▶ _Data to process_:
################
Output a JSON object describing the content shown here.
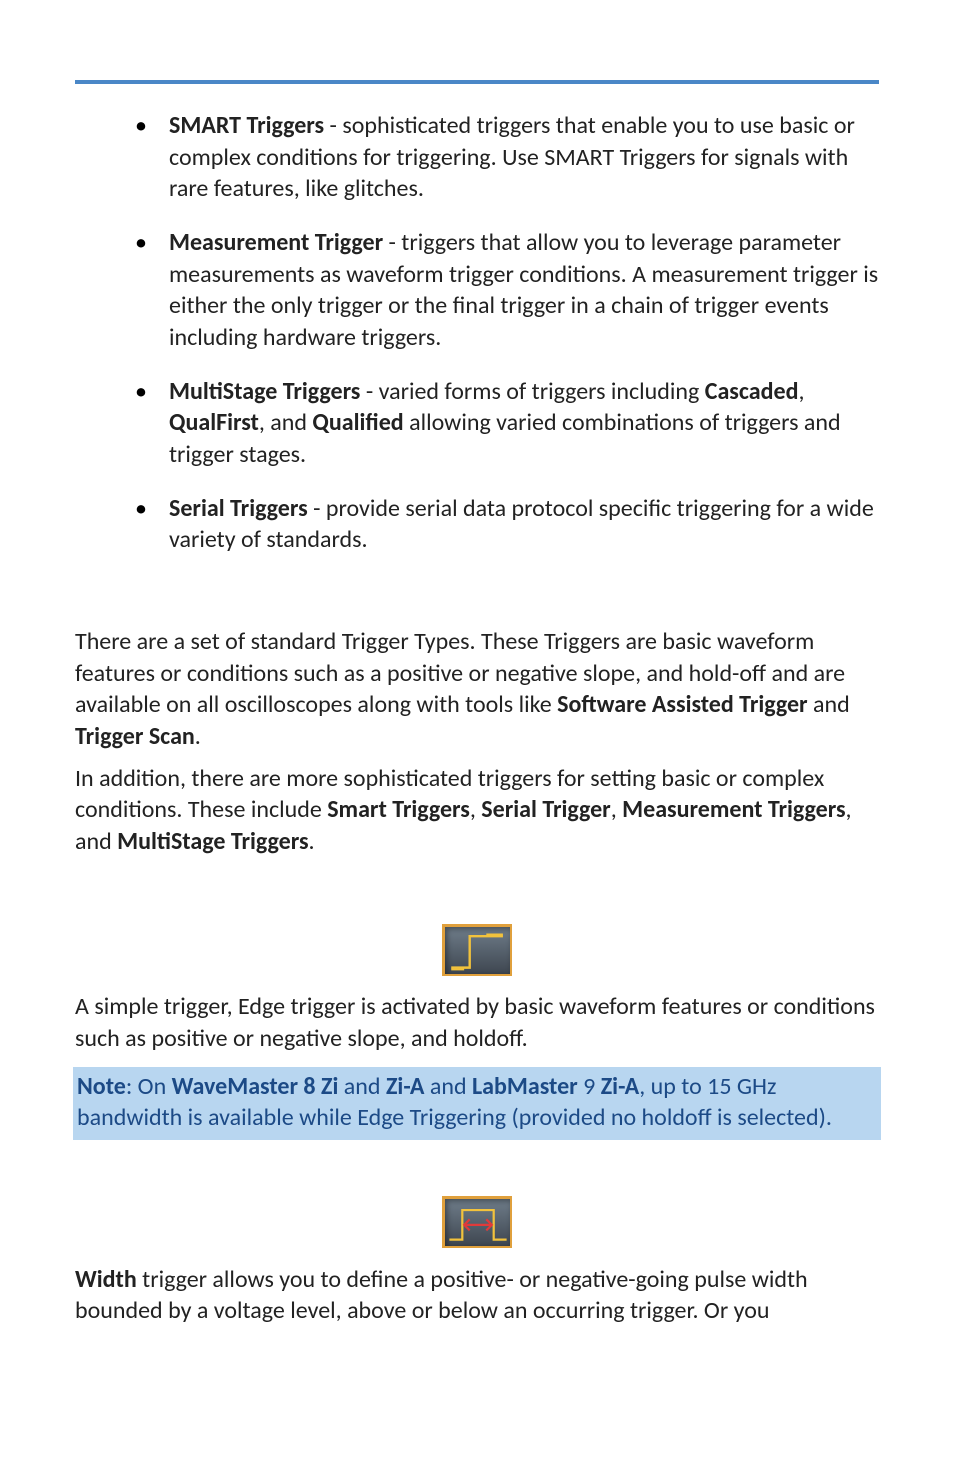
{
  "bullets": [
    {
      "name": "bullet-smart-triggers",
      "parts": [
        {
          "text": "SMART Triggers",
          "bold": true
        },
        {
          "text": " - sophisticated triggers that enable you to use basic or complex conditions for triggering. Use SMART Triggers for signals with rare features, like glitches."
        }
      ]
    },
    {
      "name": "bullet-measurement-trigger",
      "parts": [
        {
          "text": "Measurement Trigger",
          "bold": true
        },
        {
          "text": " - triggers that allow you to leverage parameter measurements as waveform trigger conditions. A measurement trigger is either the only trigger or the final trigger in a chain of trigger events including hardware triggers."
        }
      ]
    },
    {
      "name": "bullet-multistage-triggers",
      "parts": [
        {
          "text": "MultiStage Triggers",
          "bold": true
        },
        {
          "text": " - varied forms of triggers including "
        },
        {
          "text": "Cascaded",
          "bold": true
        },
        {
          "text": ", "
        },
        {
          "text": "QualFirst",
          "bold": true
        },
        {
          "text": ", and "
        },
        {
          "text": "Qualified",
          "bold": true
        },
        {
          "text": " allowing varied combinations of triggers and trigger stages."
        }
      ]
    },
    {
      "name": "bullet-serial-triggers",
      "parts": [
        {
          "text": "Serial Triggers",
          "bold": true
        },
        {
          "text": " - provide serial data protocol specific triggering for a wide variety of standards."
        }
      ]
    }
  ],
  "para1": {
    "name": "para-trigger-types",
    "parts": [
      {
        "text": "There are a set of standard Trigger Types. These Triggers are basic waveform features or conditions such as a positive or negative slope, and hold-off and are available on all oscilloscopes along with tools like "
      },
      {
        "text": "Software Assisted Trigger",
        "bold": true
      },
      {
        "text": " and "
      },
      {
        "text": "Trigger Scan",
        "bold": true
      },
      {
        "text": "."
      }
    ]
  },
  "para2": {
    "name": "para-sophisticated-triggers",
    "parts": [
      {
        "text": "In addition, there are more sophisticated triggers for setting basic or complex conditions. These include "
      },
      {
        "text": "Smart Triggers",
        "bold": true
      },
      {
        "text": ", "
      },
      {
        "text": "Serial Trigger",
        "bold": true
      },
      {
        "text": ", "
      },
      {
        "text": "Measurement Triggers",
        "bold": true
      },
      {
        "text": ", and "
      },
      {
        "text": "MultiStage Triggers",
        "bold": true
      },
      {
        "text": "."
      }
    ]
  },
  "edge": {
    "name": "para-edge-trigger",
    "parts": [
      {
        "text": "A simple trigger, Edge trigger is activated by basic waveform features or conditions such as positive or negative slope, and holdoff."
      }
    ]
  },
  "note": {
    "name": "note-wavemaster",
    "parts": [
      {
        "text": "Note",
        "bold": true
      },
      {
        "text": ": On "
      },
      {
        "text": "WaveMaster 8 Zi",
        "bold": true
      },
      {
        "text": " and "
      },
      {
        "text": "Zi-A",
        "bold": true
      },
      {
        "text": " and "
      },
      {
        "text": "LabMaster",
        "bold": true
      },
      {
        "text": " 9 "
      },
      {
        "text": "Zi-A",
        "bold": true
      },
      {
        "text": ", up to 15 GHz bandwidth is available while Edge Triggering (provided no holdoff is selected)."
      }
    ]
  },
  "width": {
    "name": "para-width-trigger",
    "parts": [
      {
        "text": "Width",
        "bold": true
      },
      {
        "text": " trigger allows you to define a positive- or negative-going pulse width bounded by a voltage level, above or below an occurring trigger. Or you"
      }
    ]
  },
  "icons": {
    "edge": "edge-trigger-icon",
    "width": "width-trigger-icon"
  }
}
################
▶ _Objective_: Show each line holding the word "varied".

▶ _Completed exercise_:
          "text": " - varied forms of triggers including "
          "text": " allowing varied combinations of triggers and trigger stages."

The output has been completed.